## EXERCISE INSTRUCTIONS
- A) Condense the paragraph of the Guerrero Gold Belt interview that begins "In more detailed terms" into a shorter version that keeps its main facts.
- B) Change "plate tectonics" to "continental drift" in the Guerrero Gold Belt interview and reproduce the passage between "The Gold Report, October" and "with gold mineralization.", inclusive.

## QUOTED TEXT
§ §
The Gold Report, October 29th, 2012.

The Gold Report: Merrill, speaking as a geologist, what makes the Guerrero Gold Belt in Mexico so highly prospective for gold and silver mineralization?

Merrill McHenry: Two words: plate tectonics. Two tectonic events in that area of sufficient scale to create an entire region filled with gold mineralization.

In more detailed terms, the Chortis plate, which was about the size of Colorado, impacted the western side of southern Mexico. The first event, about 140 million years ago, created “laramide” north-south extensional faults. That was followed, about 70 million years later, by a strike-slip to the southeast. As the strike-slip slipped and subducted under the southern portion—what is today Guerrero State—it rotated many of those north-south transitional faults and shear zones into roughly 40-degree and other angles, creating a chimney effect, which brought the mineralization, in liquid form, much closer to the surface. In geological terms, this is called a metasomatic transfer. The strike-slip also created various low-angle extensional faulting allowing laterally displaced mineralization and improving strike-length potential.
§ §
## DATA PROVIDED
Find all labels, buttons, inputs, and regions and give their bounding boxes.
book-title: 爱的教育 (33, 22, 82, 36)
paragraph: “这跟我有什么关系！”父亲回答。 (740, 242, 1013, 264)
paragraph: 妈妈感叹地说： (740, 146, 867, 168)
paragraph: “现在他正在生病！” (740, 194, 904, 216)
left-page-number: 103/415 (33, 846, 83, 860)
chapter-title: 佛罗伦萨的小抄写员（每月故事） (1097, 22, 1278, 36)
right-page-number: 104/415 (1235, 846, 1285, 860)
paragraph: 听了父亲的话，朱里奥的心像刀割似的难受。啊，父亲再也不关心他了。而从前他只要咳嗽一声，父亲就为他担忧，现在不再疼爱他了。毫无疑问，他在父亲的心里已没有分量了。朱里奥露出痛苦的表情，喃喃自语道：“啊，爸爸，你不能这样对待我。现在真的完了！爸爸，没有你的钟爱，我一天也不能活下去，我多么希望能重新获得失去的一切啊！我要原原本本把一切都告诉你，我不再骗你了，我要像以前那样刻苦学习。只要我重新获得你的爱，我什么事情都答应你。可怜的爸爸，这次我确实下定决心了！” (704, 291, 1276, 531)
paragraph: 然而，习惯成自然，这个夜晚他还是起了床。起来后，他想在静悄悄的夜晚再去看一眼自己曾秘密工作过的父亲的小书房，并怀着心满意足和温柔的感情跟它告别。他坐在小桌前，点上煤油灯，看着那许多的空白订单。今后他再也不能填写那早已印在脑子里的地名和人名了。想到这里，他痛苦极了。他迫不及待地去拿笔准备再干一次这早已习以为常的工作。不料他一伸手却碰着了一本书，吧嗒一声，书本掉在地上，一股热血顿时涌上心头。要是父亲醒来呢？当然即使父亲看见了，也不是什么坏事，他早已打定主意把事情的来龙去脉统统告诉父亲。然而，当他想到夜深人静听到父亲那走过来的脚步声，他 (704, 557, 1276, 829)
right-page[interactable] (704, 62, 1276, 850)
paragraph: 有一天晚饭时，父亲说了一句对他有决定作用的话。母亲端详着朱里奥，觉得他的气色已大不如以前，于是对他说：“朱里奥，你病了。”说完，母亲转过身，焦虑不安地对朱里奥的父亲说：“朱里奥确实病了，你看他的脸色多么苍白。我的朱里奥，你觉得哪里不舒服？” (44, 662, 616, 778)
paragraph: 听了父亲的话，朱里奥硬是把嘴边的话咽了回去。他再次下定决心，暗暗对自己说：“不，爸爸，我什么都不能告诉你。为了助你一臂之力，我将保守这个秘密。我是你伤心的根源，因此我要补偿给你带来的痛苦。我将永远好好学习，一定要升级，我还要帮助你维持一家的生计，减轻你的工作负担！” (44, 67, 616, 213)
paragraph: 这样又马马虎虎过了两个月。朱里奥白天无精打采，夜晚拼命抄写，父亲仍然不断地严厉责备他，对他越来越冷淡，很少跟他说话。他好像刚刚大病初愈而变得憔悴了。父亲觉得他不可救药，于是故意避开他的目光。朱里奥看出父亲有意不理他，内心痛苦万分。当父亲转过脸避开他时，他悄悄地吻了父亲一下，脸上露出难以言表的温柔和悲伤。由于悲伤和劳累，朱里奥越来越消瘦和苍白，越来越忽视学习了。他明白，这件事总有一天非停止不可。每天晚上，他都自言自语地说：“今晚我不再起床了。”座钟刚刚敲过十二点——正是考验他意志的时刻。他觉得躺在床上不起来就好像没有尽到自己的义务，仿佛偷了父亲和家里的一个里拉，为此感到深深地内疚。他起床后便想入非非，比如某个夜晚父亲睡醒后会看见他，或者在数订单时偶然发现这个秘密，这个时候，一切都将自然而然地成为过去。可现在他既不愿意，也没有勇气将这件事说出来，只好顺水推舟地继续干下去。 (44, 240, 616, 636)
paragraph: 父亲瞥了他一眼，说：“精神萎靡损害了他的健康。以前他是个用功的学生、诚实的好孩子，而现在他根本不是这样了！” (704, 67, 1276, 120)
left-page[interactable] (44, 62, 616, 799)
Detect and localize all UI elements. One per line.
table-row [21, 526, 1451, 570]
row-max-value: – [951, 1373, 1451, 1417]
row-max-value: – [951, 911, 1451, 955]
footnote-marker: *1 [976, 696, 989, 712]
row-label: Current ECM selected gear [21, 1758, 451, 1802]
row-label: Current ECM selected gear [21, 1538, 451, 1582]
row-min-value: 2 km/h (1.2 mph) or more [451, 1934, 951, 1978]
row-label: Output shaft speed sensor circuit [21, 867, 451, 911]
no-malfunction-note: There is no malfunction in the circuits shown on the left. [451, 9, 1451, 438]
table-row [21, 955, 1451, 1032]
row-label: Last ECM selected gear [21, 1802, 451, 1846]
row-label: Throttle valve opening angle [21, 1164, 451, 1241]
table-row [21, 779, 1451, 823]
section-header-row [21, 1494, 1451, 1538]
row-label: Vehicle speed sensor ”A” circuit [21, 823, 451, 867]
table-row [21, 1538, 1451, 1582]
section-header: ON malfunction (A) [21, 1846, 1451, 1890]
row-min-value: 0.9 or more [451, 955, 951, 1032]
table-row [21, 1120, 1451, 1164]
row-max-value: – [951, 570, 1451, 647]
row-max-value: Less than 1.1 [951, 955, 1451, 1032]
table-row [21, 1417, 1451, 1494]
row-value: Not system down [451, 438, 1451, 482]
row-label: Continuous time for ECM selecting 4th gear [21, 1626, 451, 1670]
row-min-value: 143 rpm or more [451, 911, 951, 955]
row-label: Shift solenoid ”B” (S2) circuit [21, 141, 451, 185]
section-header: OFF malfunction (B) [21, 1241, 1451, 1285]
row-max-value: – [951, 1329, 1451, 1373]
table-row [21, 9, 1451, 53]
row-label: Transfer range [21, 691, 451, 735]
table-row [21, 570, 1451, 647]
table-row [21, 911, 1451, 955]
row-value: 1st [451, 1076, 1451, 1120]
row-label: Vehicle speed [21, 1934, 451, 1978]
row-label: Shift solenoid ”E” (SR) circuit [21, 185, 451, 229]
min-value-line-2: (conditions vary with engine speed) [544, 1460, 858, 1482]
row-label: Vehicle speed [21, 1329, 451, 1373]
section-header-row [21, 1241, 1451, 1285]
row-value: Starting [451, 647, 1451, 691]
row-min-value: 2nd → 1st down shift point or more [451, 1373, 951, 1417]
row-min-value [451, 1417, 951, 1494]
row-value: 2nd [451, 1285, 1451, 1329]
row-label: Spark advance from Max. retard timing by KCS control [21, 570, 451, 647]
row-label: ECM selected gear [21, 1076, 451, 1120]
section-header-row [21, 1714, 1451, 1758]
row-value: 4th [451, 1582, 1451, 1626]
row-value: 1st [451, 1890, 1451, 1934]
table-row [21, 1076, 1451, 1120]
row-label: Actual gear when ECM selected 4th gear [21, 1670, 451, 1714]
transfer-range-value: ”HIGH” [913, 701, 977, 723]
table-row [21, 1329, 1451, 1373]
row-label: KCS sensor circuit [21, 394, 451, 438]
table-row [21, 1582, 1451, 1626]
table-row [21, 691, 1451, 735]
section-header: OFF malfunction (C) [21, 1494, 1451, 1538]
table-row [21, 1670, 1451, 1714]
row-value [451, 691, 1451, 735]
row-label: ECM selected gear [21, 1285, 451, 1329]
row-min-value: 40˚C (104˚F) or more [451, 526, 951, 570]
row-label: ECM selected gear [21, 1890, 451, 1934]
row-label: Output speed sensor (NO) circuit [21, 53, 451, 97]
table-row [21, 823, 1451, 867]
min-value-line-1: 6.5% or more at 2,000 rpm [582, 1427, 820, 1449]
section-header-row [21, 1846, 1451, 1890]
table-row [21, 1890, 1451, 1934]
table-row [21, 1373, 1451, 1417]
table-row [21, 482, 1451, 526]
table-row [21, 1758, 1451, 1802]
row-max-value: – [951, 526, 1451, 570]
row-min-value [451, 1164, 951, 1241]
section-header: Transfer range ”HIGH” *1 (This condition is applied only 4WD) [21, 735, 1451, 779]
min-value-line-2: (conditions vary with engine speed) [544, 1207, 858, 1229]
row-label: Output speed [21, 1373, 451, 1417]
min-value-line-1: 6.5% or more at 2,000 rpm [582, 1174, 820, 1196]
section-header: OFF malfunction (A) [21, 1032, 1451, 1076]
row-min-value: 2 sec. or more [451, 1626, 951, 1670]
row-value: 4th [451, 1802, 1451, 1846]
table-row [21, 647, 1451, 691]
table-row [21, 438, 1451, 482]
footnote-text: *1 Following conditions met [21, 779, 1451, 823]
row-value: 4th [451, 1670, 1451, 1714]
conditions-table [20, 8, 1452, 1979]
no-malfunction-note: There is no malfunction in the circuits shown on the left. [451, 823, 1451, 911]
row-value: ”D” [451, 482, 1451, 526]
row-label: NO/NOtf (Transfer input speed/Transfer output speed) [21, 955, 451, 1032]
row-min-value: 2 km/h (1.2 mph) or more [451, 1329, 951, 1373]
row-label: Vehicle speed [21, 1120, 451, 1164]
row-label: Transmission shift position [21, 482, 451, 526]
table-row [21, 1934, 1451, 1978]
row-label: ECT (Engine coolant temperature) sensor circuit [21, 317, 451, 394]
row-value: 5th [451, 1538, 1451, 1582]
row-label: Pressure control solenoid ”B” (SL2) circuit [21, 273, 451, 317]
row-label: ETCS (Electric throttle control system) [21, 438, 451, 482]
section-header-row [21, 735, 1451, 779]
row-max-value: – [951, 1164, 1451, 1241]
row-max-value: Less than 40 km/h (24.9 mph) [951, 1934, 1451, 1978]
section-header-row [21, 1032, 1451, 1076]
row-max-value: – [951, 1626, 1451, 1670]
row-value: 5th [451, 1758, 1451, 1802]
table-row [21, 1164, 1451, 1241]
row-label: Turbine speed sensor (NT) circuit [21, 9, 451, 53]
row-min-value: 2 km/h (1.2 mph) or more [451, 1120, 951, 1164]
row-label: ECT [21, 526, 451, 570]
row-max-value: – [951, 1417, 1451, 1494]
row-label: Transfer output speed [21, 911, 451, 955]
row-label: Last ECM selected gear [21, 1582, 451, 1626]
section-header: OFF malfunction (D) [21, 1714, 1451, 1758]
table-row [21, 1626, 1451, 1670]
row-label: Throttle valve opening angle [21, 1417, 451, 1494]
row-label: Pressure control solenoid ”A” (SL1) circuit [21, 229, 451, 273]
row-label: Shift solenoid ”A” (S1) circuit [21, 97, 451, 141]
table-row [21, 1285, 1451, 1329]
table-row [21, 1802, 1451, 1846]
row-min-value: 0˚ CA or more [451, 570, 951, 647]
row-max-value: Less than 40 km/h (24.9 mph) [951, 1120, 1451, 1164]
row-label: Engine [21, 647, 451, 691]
§ §
## FULL SOLUTIONS
- A) The Chortis plate, roughly the size of Colorado, struck the western side of southern Mexico. A first event about 140 million years ago produced north-south "laramide" extensional faults. About 70 million years later, a strike-slip moved to the southeast. As it slipped and subducted beneath what is now Guerrero State, it rotated many of those faults and shear zones to roughly 40-degree and other angles. This created a chimney effect that carried liquid mineralization closer to the surface, a process geologists call metasomatic transfer. The strike-slip also formed low-angle extensional faults that displaced mineralization laterally and improved strike-length potential.

- B)
The Gold Report, October 29th, 2012.

The Gold Report: Merrill, speaking as a geologist, what makes the Guerrero Gold Belt in Mexico so highly prospective for gold and silver mineralization?

Merrill McHenry: Two words: continental drift. Two tectonic events in that area of sufficient scale to create an entire region filled with gold mineralization.